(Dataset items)
========================================
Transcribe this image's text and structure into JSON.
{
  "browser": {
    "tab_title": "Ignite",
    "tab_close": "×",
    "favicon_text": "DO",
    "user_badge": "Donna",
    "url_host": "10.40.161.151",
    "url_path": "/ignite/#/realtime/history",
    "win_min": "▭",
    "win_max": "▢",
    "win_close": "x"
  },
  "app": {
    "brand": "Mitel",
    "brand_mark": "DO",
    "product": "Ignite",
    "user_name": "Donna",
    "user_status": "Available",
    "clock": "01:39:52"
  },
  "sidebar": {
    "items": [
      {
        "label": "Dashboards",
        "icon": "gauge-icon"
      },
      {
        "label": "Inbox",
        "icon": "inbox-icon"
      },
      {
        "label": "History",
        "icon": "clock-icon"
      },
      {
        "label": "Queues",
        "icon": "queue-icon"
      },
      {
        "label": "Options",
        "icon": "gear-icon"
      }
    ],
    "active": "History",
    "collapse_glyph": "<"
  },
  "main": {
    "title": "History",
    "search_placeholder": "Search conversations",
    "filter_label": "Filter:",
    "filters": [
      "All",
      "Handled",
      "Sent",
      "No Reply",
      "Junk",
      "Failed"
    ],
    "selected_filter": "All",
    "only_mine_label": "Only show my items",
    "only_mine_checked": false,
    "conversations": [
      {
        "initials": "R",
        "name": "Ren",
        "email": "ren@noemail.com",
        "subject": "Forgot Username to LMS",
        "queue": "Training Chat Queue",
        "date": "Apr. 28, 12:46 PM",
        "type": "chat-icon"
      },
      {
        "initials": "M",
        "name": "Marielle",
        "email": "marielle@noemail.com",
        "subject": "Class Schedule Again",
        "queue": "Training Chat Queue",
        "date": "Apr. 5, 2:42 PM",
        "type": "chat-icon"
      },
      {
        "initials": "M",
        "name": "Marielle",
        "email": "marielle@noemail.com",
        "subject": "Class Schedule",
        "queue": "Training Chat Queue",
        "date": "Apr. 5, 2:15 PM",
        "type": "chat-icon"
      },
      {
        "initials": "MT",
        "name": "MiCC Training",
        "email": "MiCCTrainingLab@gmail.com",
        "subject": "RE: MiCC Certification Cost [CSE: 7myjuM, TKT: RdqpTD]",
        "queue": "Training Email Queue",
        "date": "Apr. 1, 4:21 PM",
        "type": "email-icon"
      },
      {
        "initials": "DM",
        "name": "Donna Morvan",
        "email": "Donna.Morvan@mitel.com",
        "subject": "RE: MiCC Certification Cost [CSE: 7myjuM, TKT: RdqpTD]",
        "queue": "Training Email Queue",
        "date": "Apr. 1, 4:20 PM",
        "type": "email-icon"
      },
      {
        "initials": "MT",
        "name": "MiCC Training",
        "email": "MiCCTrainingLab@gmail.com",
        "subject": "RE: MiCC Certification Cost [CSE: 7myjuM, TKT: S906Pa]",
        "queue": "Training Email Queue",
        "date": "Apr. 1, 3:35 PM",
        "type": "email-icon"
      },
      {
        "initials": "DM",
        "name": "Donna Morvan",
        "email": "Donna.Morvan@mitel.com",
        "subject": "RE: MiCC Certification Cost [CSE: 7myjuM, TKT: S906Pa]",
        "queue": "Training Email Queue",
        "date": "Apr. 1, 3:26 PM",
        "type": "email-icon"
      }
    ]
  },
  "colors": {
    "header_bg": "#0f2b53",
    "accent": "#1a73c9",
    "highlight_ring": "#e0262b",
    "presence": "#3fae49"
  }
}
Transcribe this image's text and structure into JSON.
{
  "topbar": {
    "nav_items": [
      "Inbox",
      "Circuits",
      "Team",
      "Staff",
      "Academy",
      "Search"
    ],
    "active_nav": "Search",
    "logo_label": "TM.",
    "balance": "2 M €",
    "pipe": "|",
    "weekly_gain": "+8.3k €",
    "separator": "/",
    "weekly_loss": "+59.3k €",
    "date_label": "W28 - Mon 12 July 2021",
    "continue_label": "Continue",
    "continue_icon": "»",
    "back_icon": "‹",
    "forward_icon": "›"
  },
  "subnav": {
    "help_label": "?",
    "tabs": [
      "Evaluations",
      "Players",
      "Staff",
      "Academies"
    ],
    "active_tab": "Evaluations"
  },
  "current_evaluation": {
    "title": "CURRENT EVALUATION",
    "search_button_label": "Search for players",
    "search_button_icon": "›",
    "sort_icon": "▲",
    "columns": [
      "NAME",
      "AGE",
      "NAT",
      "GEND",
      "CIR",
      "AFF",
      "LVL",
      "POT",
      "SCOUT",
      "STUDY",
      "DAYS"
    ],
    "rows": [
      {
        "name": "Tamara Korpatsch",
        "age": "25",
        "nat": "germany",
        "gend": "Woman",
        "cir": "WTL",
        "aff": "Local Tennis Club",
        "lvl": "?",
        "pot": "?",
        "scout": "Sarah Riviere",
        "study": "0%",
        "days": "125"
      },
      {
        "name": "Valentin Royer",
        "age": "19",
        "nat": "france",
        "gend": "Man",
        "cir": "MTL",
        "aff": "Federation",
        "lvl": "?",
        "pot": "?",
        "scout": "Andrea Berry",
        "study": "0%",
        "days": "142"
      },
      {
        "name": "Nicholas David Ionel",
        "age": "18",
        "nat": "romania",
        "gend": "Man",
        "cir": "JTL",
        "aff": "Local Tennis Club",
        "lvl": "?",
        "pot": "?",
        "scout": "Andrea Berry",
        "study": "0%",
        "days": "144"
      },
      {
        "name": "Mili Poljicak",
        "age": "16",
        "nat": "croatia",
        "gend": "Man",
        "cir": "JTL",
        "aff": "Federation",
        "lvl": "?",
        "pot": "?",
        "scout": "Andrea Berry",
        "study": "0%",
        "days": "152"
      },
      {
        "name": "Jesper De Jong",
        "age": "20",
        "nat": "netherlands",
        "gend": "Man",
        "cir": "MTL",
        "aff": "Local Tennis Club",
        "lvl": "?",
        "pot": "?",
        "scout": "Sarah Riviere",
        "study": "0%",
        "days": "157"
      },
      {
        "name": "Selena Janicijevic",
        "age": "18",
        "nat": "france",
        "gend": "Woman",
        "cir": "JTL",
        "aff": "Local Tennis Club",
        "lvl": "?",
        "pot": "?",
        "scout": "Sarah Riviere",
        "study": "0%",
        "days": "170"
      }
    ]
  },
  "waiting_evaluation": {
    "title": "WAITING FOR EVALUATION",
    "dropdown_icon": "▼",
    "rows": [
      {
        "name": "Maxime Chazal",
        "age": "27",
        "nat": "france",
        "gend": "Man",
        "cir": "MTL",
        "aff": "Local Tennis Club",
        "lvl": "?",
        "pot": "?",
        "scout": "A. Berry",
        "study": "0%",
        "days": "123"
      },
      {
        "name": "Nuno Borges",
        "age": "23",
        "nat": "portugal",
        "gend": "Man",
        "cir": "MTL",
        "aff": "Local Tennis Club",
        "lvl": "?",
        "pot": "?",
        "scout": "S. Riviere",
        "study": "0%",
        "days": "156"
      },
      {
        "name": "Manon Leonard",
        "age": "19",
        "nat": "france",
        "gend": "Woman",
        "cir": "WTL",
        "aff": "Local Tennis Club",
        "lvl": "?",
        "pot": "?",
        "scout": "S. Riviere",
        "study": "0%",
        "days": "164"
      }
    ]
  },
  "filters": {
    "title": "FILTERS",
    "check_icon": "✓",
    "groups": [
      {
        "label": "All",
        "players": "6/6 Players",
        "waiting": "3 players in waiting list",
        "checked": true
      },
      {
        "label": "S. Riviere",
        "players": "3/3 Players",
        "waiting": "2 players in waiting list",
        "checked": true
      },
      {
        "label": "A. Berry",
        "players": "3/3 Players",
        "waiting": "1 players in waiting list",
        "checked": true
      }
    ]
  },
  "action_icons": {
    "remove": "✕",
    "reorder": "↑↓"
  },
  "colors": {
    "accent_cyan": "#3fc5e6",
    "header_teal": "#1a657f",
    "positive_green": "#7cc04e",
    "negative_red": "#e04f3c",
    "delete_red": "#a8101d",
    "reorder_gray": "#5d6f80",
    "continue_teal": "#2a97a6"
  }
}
========================================
* _GOAL_: Each line in the data that holds the string "Evaluations" should be found and copied.

* _EXERCISE RESPONSE_:
      "Evaluations",
    "active_tab": "Evaluations"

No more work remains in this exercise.